__GOAL OF THE EXERCISE__
Exactly reproduce each entry, leaving out nothing.

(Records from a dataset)
────────────────────

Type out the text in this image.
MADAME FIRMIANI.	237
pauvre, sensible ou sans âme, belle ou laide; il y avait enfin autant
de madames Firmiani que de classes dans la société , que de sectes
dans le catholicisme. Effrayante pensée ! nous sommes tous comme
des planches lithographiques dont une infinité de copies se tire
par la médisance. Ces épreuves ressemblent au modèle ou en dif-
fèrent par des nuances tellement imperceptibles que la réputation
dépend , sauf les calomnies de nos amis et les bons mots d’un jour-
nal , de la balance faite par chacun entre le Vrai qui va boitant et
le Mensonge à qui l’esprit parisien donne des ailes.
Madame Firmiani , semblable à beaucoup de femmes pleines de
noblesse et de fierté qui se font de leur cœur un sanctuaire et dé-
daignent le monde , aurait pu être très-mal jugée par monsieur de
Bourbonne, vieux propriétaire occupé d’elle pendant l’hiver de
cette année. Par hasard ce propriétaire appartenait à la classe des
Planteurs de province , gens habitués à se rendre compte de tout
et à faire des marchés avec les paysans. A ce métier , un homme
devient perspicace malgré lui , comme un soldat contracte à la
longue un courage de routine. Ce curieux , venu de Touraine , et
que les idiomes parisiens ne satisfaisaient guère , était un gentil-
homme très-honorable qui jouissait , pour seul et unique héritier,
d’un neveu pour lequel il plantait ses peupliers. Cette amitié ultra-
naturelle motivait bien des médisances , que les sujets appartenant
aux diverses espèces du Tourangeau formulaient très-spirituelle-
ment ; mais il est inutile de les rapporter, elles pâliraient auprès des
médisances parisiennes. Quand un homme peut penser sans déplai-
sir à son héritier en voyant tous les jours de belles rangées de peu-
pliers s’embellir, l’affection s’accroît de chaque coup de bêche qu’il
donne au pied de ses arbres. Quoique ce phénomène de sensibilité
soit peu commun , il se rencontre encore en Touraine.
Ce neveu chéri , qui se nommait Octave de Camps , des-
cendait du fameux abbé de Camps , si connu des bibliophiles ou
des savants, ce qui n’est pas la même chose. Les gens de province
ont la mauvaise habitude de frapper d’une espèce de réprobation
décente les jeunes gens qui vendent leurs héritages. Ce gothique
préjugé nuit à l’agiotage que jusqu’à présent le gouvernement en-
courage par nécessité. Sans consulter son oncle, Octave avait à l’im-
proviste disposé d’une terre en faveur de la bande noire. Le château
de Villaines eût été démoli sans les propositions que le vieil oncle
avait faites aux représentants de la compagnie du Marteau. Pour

────────────────────

__WRITTEN ANSWER__
Type out the text in this image.
MADAME FIRMIANI.	237
pauvre, sensible ou sans âme, belle ou laide; il y avait enfin autant
de madames Firmiani que de classes dans la société , que de sectes
dans le catholicisme. Effrayante pensée ! nous sommes tous comme
des planches lithographiques dont une infinité de copies se tire
par la médisance. Ces épreuves ressemblent au modèle ou en dif-
fèrent par des nuances tellement imperceptibles que la réputation
dépend , sauf les calomnies de nos amis et les bons mots d’un jour-
nal , de la balance faite par chacun entre le Vrai qui va boitant et
le Mensonge à qui l’esprit parisien donne des ailes.
Madame Firmiani , semblable à beaucoup de femmes pleines de
noblesse et de fierté qui se font de leur cœur un sanctuaire et dé-
daignent le monde , aurait pu être très-mal jugée par monsieur de
Bourbonne, vieux propriétaire occupé d’elle pendant l’hiver de
cette année. Par hasard ce propriétaire appartenait à la classe des
Planteurs de province , gens habitués à se rendre compte de tout
et à faire des marchés avec les paysans. A ce métier , un homme
devient perspicace malgré lui , comme un soldat contracte à la
longue un courage de routine. Ce curieux , venu de Touraine , et
que les idiomes parisiens ne satisfaisaient guère , était un gentil-
homme très-honorable qui jouissait , pour seul et unique héritier,
d’un neveu pour lequel il plantait ses peupliers. Cette amitié ultra-
naturelle motivait bien des médisances , que les sujets appartenant
aux diverses espèces du Tourangeau formulaient très-spirituelle-
ment ; mais il est inutile de les rapporter, elles pâliraient auprès des
médisances parisiennes. Quand un homme peut penser sans déplai-
sir à son héritier en voyant tous les jours de belles rangées de peu-
pliers s’embellir, l’affection s’accroît de chaque coup de bêche qu’il
donne au pied de ses arbres. Quoique ce phénomène de sensibilité
soit peu commun , il se rencontre encore en Touraine.
Ce neveu chéri , qui se nommait Octave de Camps , des-
cendait du fameux abbé de Camps , si connu des bibliophiles ou
des savants, ce qui n’est pas la même chose. Les gens de province
ont la mauvaise habitude de frapper d’une espèce de réprobation
décente les jeunes gens qui vendent leurs héritages. Ce gothique
préjugé nuit à l’agiotage que jusqu’à présent le gouvernement en-
courage par nécessité. Sans consulter son oncle, Octave avait à l’im-
proviste disposé d’une terre en faveur de la bande noire. Le château
de Villaines eût été démoli sans les propositions que le vieil oncle
avait faites aux représentants de la compagnie du Marteau. Pour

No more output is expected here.